### INSTRUCTIONS FOR THE TASK
Copy all records verbatim.

### PROVIDED ENTRIES
= = = = =

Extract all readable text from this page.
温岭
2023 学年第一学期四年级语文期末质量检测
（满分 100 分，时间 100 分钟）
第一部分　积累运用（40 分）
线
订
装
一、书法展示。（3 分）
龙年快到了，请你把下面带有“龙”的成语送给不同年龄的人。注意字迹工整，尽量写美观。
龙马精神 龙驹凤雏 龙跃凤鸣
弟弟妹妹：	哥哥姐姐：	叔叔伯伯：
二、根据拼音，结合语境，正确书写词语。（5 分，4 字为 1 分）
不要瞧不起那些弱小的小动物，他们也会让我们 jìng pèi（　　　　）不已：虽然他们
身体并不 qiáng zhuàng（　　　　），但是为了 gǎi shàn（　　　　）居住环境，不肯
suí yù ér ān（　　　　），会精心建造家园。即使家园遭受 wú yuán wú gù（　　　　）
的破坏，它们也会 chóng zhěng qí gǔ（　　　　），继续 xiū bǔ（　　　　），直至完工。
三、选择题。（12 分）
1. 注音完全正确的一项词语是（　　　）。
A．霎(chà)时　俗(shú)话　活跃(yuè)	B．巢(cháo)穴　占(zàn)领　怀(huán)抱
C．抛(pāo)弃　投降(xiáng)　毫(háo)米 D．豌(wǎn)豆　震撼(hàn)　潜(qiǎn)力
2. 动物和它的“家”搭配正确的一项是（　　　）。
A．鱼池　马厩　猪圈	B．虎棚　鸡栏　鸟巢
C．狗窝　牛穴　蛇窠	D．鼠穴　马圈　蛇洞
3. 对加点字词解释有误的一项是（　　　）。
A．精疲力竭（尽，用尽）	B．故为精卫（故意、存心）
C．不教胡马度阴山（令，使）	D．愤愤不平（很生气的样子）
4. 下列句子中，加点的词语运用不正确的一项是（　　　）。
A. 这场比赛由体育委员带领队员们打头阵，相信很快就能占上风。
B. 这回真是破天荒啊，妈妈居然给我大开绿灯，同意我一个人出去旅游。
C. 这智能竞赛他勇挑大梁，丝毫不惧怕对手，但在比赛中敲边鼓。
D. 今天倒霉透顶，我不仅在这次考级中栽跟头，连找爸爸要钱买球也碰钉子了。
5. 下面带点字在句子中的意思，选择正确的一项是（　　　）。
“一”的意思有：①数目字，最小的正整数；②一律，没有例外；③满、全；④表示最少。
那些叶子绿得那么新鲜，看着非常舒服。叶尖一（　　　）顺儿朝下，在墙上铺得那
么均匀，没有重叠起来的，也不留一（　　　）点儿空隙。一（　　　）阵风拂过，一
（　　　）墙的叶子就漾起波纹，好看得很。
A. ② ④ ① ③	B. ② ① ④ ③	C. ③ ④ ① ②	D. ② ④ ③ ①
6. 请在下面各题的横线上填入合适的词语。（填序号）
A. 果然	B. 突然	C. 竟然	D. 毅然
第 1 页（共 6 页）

= = = = =

### RESPONSE
Extract all readable text from this page.
温岭
2023 学年第一学期四年级语文期末质量检测
（满分 100 分，时间 100 分钟）
第一部分　积累运用（40 分）
线
订
装
一、书法展示。（3 分）
龙年快到了，请你把下面带有“龙”的成语送给不同年龄的人。注意字迹工整，尽量写美观。
龙马精神 龙驹凤雏 龙跃凤鸣
弟弟妹妹：	哥哥姐姐：	叔叔伯伯：
二、根据拼音，结合语境，正确书写词语。（5 分，4 字为 1 分）
不要瞧不起那些弱小的小动物，他们也会让我们 jìng pèi（　　　　）不已：虽然他们
身体并不 qiáng zhuàng（　　　　），但是为了 gǎi shàn（　　　　）居住环境，不肯
suí yù ér ān（　　　　），会精心建造家园。即使家园遭受 wú yuán wú gù（　　　　）
的破坏，它们也会 chóng zhěng qí gǔ（　　　　），继续 xiū bǔ（　　　　），直至完工。
三、选择题。（12 分）
1. 注音完全正确的一项词语是（　　　）。
A．霎(chà)时　俗(shú)话　活跃(yuè)	B．巢(cháo)穴　占(zàn)领　怀(huán)抱
C．抛(pāo)弃　投降(xiáng)　毫(háo)米 D．豌(wǎn)豆　震撼(hàn)　潜(qiǎn)力
2. 动物和它的“家”搭配正确的一项是（　　　）。
A．鱼池　马厩　猪圈	B．虎棚　鸡栏　鸟巢
C．狗窝　牛穴　蛇窠	D．鼠穴　马圈　蛇洞
3. 对加点字词解释有误的一项是（　　　）。
A．精疲力竭（尽，用尽）	B．故为精卫（故意、存心）
C．不教胡马度阴山（令，使）	D．愤愤不平（很生气的样子）
4. 下列句子中，加点的词语运用不正确的一项是（　　　）。
A. 这场比赛由体育委员带领队员们打头阵，相信很快就能占上风。
B. 这回真是破天荒啊，妈妈居然给我大开绿灯，同意我一个人出去旅游。
C. 这智能竞赛他勇挑大梁，丝毫不惧怕对手，但在比赛中敲边鼓。
D. 今天倒霉透顶，我不仅在这次考级中栽跟头，连找爸爸要钱买球也碰钉子了。
5. 下面带点字在句子中的意思，选择正确的一项是（　　　）。
“一”的意思有：①数目字，最小的正整数；②一律，没有例外；③满、全；④表示最少。
那些叶子绿得那么新鲜，看着非常舒服。叶尖一（　　　）顺儿朝下，在墙上铺得那
么均匀，没有重叠起来的，也不留一（　　　）点儿空隙。一（　　　）阵风拂过，一
（　　　）墙的叶子就漾起波纹，好看得很。
A. ② ④ ① ③	B. ② ① ④ ③	C. ③ ④ ① ②	D. ② ④ ③ ①
6. 请在下面各题的横线上填入合适的词语。（填序号）
A. 果然	B. 突然	C. 竟然	D. 毅然
第 1 页（共 6 页）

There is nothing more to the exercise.